Recorded data

|---|

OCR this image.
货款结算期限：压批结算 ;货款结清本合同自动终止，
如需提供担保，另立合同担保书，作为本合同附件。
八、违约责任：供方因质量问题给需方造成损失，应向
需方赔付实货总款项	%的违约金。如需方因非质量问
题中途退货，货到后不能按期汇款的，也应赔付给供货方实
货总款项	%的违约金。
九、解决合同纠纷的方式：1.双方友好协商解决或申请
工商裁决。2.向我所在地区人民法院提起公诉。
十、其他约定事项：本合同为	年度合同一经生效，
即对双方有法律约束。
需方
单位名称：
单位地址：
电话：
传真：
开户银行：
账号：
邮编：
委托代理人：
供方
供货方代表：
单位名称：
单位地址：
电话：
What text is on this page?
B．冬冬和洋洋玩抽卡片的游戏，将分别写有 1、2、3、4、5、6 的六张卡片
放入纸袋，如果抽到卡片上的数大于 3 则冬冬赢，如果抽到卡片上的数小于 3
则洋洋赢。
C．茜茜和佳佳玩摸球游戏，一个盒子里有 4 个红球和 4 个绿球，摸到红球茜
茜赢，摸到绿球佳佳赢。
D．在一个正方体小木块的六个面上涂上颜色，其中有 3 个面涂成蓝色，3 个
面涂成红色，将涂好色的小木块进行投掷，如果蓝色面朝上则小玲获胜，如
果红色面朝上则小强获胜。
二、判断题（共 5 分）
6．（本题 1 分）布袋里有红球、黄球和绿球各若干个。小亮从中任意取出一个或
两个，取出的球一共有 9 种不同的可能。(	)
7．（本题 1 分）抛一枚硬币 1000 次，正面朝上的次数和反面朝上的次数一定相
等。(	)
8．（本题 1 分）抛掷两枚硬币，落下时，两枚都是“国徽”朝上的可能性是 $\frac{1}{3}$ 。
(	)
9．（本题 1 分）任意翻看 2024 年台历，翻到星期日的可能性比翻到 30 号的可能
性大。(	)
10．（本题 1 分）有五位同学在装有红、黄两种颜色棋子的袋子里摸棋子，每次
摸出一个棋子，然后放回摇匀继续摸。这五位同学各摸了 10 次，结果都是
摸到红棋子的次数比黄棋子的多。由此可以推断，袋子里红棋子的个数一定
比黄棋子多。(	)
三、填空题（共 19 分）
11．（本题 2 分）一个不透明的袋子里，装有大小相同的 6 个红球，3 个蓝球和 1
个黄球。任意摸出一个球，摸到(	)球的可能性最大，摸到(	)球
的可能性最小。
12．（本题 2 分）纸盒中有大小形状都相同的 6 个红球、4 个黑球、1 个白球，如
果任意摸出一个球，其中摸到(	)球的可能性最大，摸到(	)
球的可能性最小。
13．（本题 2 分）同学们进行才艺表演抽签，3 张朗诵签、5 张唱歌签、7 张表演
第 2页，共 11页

|---|

The records above are to be copied in full, exactly as written.

OCR this image.
货款结算期限：压批结算 ;货款结清本合同自动终止，
如需提供担保，另立合同担保书，作为本合同附件。
八、违约责任：供方因质量问题给需方造成损失，应向
需方赔付实货总款项	%的违约金。如需方因非质量问
题中途退货，货到后不能按期汇款的，也应赔付给供货方实
货总款项	%的违约金。
九、解决合同纠纷的方式：1.双方友好协商解决或申请
工商裁决。2.向我所在地区人民法院提起公诉。
十、其他约定事项：本合同为	年度合同一经生效，
即对双方有法律约束。
需方
单位名称：
单位地址：
电话：
传真：
开户银行：
账号：
邮编：
委托代理人：
供方
供货方代表：
单位名称：
单位地址：
电话：
What text is on this page?
B．冬冬和洋洋玩抽卡片的游戏，将分别写有 1、2、3、4、5、6 的六张卡片
放入纸袋，如果抽到卡片上的数大于 3 则冬冬赢，如果抽到卡片上的数小于 3
则洋洋赢。
C．茜茜和佳佳玩摸球游戏，一个盒子里有 4 个红球和 4 个绿球，摸到红球茜
茜赢，摸到绿球佳佳赢。
D．在一个正方体小木块的六个面上涂上颜色，其中有 3 个面涂成蓝色，3 个
面涂成红色，将涂好色的小木块进行投掷，如果蓝色面朝上则小玲获胜，如
果红色面朝上则小强获胜。
二、判断题（共 5 分）
6．（本题 1 分）布袋里有红球、黄球和绿球各若干个。小亮从中任意取出一个或
两个，取出的球一共有 9 种不同的可能。(	)
7．（本题 1 分）抛一枚硬币 1000 次，正面朝上的次数和反面朝上的次数一定相
等。(	)
8．（本题 1 分）抛掷两枚硬币，落下时，两枚都是“国徽”朝上的可能性是 $\frac{1}{3}$ 。
(	)
9．（本题 1 分）任意翻看 2024 年台历，翻到星期日的可能性比翻到 30 号的可能
性大。(	)
10．（本题 1 分）有五位同学在装有红、黄两种颜色棋子的袋子里摸棋子，每次
摸出一个棋子，然后放回摇匀继续摸。这五位同学各摸了 10 次，结果都是
摸到红棋子的次数比黄棋子的多。由此可以推断，袋子里红棋子的个数一定
比黄棋子多。(	)
三、填空题（共 19 分）
11．（本题 2 分）一个不透明的袋子里，装有大小相同的 6 个红球，3 个蓝球和 1
个黄球。任意摸出一个球，摸到(	)球的可能性最大，摸到(	)球
的可能性最小。
12．（本题 2 分）纸盒中有大小形状都相同的 6 个红球、4 个黑球、1 个白球，如
果任意摸出一个球，其中摸到(	)球的可能性最大，摸到(	)
球的可能性最小。
13．（本题 2 分）同学们进行才艺表演抽签，3 张朗诵签、5 张唱歌签、7 张表演
第 2页，共 11页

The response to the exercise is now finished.